Dataset rows about figures
· · · · ·

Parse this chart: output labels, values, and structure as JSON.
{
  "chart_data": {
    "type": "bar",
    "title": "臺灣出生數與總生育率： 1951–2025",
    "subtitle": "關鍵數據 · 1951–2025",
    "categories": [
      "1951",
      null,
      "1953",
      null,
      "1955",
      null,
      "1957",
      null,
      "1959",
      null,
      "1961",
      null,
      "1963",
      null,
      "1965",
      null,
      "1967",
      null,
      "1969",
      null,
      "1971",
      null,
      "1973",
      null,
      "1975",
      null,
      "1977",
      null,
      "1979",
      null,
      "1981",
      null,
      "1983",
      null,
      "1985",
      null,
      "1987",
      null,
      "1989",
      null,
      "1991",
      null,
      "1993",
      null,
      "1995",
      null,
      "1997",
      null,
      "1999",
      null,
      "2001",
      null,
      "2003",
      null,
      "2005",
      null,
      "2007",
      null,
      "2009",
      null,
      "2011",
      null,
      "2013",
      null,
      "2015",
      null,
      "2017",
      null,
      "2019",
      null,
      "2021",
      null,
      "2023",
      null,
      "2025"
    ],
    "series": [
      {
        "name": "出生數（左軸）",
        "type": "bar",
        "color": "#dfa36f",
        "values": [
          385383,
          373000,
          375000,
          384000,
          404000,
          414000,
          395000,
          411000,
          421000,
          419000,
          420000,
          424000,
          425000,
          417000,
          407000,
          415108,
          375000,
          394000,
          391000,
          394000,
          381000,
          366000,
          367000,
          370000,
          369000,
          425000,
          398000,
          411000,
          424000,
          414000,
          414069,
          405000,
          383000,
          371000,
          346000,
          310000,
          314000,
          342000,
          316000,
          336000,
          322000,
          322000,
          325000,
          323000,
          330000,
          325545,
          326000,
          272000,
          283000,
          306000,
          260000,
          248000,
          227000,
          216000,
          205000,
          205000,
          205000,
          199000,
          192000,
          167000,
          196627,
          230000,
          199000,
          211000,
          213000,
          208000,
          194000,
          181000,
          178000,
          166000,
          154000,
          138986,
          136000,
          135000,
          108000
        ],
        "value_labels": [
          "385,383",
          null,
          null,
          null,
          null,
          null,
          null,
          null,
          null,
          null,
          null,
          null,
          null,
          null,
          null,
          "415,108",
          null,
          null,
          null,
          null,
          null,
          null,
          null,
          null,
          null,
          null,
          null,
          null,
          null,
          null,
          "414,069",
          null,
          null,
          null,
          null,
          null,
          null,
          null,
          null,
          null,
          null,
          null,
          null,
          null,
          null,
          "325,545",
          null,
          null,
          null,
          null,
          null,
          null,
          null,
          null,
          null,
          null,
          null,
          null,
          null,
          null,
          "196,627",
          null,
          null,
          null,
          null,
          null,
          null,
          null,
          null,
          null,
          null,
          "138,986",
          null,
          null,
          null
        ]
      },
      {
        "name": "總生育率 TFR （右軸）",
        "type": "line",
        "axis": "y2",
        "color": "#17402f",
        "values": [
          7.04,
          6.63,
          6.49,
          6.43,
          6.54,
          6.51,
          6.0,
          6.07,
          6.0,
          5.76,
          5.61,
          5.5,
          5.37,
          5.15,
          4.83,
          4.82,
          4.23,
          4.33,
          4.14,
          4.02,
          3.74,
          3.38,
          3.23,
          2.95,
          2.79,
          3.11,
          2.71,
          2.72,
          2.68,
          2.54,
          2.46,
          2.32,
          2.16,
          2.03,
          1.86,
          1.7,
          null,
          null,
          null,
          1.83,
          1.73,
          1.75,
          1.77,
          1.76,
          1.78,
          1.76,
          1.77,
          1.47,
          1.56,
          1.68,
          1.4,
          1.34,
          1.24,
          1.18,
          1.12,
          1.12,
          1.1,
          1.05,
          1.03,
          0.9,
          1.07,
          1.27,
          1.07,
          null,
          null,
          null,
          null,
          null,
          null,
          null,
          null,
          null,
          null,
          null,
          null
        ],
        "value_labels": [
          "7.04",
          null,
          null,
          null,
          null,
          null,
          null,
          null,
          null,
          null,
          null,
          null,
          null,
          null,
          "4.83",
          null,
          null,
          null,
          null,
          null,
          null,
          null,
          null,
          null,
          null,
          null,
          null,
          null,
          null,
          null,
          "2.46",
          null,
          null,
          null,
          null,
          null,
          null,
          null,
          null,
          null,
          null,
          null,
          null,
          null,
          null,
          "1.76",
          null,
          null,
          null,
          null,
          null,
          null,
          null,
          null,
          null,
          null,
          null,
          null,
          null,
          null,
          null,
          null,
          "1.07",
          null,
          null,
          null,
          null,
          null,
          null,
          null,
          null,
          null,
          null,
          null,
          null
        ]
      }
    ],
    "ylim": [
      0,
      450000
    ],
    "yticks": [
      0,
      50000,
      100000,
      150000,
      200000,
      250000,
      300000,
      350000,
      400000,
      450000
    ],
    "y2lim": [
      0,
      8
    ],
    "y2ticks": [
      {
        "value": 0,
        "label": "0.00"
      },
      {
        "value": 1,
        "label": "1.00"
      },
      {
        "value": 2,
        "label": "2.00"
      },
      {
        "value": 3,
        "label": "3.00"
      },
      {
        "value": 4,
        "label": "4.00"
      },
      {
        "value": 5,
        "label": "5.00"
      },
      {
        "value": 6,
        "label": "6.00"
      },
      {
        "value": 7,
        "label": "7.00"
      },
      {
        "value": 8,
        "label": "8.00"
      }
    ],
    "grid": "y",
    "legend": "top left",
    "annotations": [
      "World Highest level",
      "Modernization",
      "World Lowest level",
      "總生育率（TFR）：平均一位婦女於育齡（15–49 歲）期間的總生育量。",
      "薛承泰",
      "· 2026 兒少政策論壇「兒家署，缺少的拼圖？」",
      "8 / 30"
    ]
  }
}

· · · · ·

== Exercise prompt ==
Go over the records above line by line and count those holding the word "level". Reply only with the number.

== Response to the task ==
2